Print the listing below exactly.

============================================================

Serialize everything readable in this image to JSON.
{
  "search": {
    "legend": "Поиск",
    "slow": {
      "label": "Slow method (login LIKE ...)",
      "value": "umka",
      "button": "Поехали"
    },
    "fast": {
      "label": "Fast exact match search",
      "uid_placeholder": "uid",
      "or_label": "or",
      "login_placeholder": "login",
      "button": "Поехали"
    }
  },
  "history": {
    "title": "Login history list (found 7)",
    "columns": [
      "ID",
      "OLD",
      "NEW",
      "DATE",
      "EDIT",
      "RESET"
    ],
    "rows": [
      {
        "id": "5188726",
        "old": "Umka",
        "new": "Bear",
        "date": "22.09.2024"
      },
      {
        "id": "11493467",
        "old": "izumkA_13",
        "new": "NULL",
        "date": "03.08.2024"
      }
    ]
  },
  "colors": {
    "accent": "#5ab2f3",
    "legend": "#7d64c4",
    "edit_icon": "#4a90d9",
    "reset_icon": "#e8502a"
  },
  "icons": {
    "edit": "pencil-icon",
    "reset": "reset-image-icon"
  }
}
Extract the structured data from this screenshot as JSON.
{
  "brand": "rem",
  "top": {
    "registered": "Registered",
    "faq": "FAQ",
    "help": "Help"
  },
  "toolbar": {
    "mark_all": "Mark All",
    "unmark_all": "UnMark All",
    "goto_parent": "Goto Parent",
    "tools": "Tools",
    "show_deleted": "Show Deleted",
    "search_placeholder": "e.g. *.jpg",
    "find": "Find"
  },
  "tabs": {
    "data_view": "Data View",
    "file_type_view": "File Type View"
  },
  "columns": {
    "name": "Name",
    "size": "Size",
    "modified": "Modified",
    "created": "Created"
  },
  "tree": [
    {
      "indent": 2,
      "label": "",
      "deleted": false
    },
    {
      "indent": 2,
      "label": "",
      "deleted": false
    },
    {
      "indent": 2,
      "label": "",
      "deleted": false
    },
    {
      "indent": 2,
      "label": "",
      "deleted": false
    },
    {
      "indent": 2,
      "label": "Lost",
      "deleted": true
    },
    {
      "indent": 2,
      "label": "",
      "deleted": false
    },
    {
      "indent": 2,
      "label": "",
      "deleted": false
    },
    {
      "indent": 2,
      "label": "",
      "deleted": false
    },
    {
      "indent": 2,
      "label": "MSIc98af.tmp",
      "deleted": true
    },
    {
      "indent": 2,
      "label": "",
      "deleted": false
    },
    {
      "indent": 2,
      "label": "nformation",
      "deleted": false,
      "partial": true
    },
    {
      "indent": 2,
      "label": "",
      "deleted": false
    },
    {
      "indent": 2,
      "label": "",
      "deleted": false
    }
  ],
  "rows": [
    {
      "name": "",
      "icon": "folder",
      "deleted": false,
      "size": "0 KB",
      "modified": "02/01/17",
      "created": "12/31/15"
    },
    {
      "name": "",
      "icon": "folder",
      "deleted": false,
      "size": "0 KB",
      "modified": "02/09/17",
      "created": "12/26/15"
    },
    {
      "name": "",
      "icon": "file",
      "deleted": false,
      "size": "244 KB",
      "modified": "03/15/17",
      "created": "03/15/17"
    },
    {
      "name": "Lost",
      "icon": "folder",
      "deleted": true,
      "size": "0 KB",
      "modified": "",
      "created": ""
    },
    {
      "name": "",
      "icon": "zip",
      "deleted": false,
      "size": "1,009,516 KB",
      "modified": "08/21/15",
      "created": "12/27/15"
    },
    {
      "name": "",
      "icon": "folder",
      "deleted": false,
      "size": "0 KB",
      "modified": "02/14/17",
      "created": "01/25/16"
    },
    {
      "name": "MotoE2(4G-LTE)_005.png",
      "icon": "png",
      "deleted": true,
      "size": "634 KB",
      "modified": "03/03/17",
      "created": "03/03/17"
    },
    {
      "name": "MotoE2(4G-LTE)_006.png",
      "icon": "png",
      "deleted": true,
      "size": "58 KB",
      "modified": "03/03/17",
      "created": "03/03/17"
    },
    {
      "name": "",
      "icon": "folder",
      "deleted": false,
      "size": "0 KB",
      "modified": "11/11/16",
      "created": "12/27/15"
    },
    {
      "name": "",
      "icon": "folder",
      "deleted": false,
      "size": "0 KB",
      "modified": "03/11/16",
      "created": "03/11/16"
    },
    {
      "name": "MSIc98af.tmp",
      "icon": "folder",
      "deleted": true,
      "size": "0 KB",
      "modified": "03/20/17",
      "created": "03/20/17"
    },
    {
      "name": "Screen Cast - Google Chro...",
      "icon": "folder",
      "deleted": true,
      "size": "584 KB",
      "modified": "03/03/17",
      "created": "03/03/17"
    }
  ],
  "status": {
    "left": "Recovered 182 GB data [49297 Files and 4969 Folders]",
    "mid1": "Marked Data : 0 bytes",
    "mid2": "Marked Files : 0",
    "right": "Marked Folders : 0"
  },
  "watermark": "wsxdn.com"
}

============================================================

Answer to the exercise
Serialize everything readable in this image to JSON.
{
  "search": {
    "legend": "Поиск",
    "slow": {
      "label": "Slow method (login LIKE ...)",
      "value": "umka",
      "button": "Поехали"
    },
    "fast": {
      "label": "Fast exact match search",
      "uid_placeholder": "uid",
      "or_label": "or",
      "login_placeholder": "login",
      "button": "Поехали"
    }
  },
  "history": {
    "title": "Login history list (found 7)",
    "columns": [
      "ID",
      "OLD",
      "NEW",
      "DATE",
      "EDIT",
      "RESET"
    ],
    "rows": [
      {
        "id": "5188726",
        "old": "Umka",
        "new": "Bear",
        "date": "22.09.2024"
      },
      {
        "id": "11493467",
        "old": "izumkA_13",
        "new": "NULL",
        "date": "03.08.2024"
      }
    ]
  },
  "colors": {
    "accent": "#5ab2f3",
    "legend": "#7d64c4",
    "edit_icon": "#4a90d9",
    "reset_icon": "#e8502a"
  },
  "icons": {
    "edit": "pencil-icon",
    "reset": "reset-image-icon"
  }
}
Extract the structured data from this screenshot as JSON.
{
  "brand": "rem",
  "top": {
    "registered": "Registered",
    "faq": "FAQ",
    "help": "Help"
  },
  "toolbar": {
    "mark_all": "Mark All",
    "unmark_all": "UnMark All",
    "goto_parent": "Goto Parent",
    "tools": "Tools",
    "show_deleted": "Show Deleted",
    "search_placeholder": "e.g. *.jpg",
    "find": "Find"
  },
  "tabs": {
    "data_view": "Data View",
    "file_type_view": "File Type View"
  },
  "columns": {
    "name": "Name",
    "size": "Size",
    "modified": "Modified",
    "created": "Created"
  },
  "tree": [
    {
      "indent": 2,
      "label": "",
      "deleted": false
    },
    {
      "indent": 2,
      "label": "",
      "deleted": false
    },
    {
      "indent": 2,
      "label": "",
      "deleted": false
    },
    {
      "indent": 2,
      "label": "",
      "deleted": false
    },
    {
      "indent": 2,
      "label": "Lost",
      "deleted": true
    },
    {
      "indent": 2,
      "label": "",
      "deleted": false
    },
    {
      "indent": 2,
      "label": "",
      "deleted": false
    },
    {
      "indent": 2,
      "label": "",
      "deleted": false
    },
    {
      "indent": 2,
      "label": "MSIc98af.tmp",
      "deleted": true
    },
    {
      "indent": 2,
      "label": "",
      "deleted": false
    },
    {
      "indent": 2,
      "label": "nformation",
      "deleted": false,
      "partial": true
    },
    {
      "indent": 2,
      "label": "",
      "deleted": false
    },
    {
      "indent": 2,
      "label": "",
      "deleted": false
    }
  ],
  "rows": [
    {
      "name": "",
      "icon": "folder",
      "deleted": false,
      "size": "0 KB",
      "modified": "02/01/17",
      "created": "12/31/15"
    },
    {
      "name": "",
      "icon": "folder",
      "deleted": false,
      "size": "0 KB",
      "modified": "02/09/17",
      "created": "12/26/15"
    },
    {
      "name": "",
      "icon": "file",
      "deleted": false,
      "size": "244 KB",
      "modified": "03/15/17",
      "created": "03/15/17"
    },
    {
      "name": "Lost",
      "icon": "folder",
      "deleted": true,
      "size": "0 KB",
      "modified": "",
      "created": ""
    },
    {
      "name": "",
      "icon": "zip",
      "deleted": false,
      "size": "1,009,516 KB",
      "modified": "08/21/15",
      "created": "12/27/15"
    },
    {
      "name": "",
      "icon": "folder",
      "deleted": false,
      "size": "0 KB",
      "modified": "02/14/17",
      "created": "01/25/16"
    },
    {
      "name": "MotoE2(4G-LTE)_005.png",
      "icon": "png",
      "deleted": true,
      "size": "634 KB",
      "modified": "03/03/17",
      "created": "03/03/17"
    },
    {
      "name": "MotoE2(4G-LTE)_006.png",
      "icon": "png",
      "deleted": true,
      "size": "58 KB",
      "modified": "03/03/17",
      "created": "03/03/17"
    },
    {
      "name": "",
      "icon": "folder",
      "deleted": false,
      "size": "0 KB",
      "modified": "11/11/16",
      "created": "12/27/15"
    },
    {
      "name": "",
      "icon": "folder",
      "deleted": false,
      "size": "0 KB",
      "modified": "03/11/16",
      "created": "03/11/16"
    },
    {
      "name": "MSIc98af.tmp",
      "icon": "folder",
      "deleted": true,
      "size": "0 KB",
      "modified": "03/20/17",
      "created": "03/20/17"
    },
    {
      "name": "Screen Cast - Google Chro...",
      "icon": "folder",
      "deleted": true,
      "size": "584 KB",
      "modified": "03/03/17",
      "created": "03/03/17"
    }
  ],
  "status": {
    "left": "Recovered 182 GB data [49297 Files and 4969 Folders]",
    "mid1": "Marked Data : 0 bytes",
    "mid2": "Marked Files : 0",
    "right": "Marked Folders : 0"
  },
  "watermark": "wsxdn.com"
}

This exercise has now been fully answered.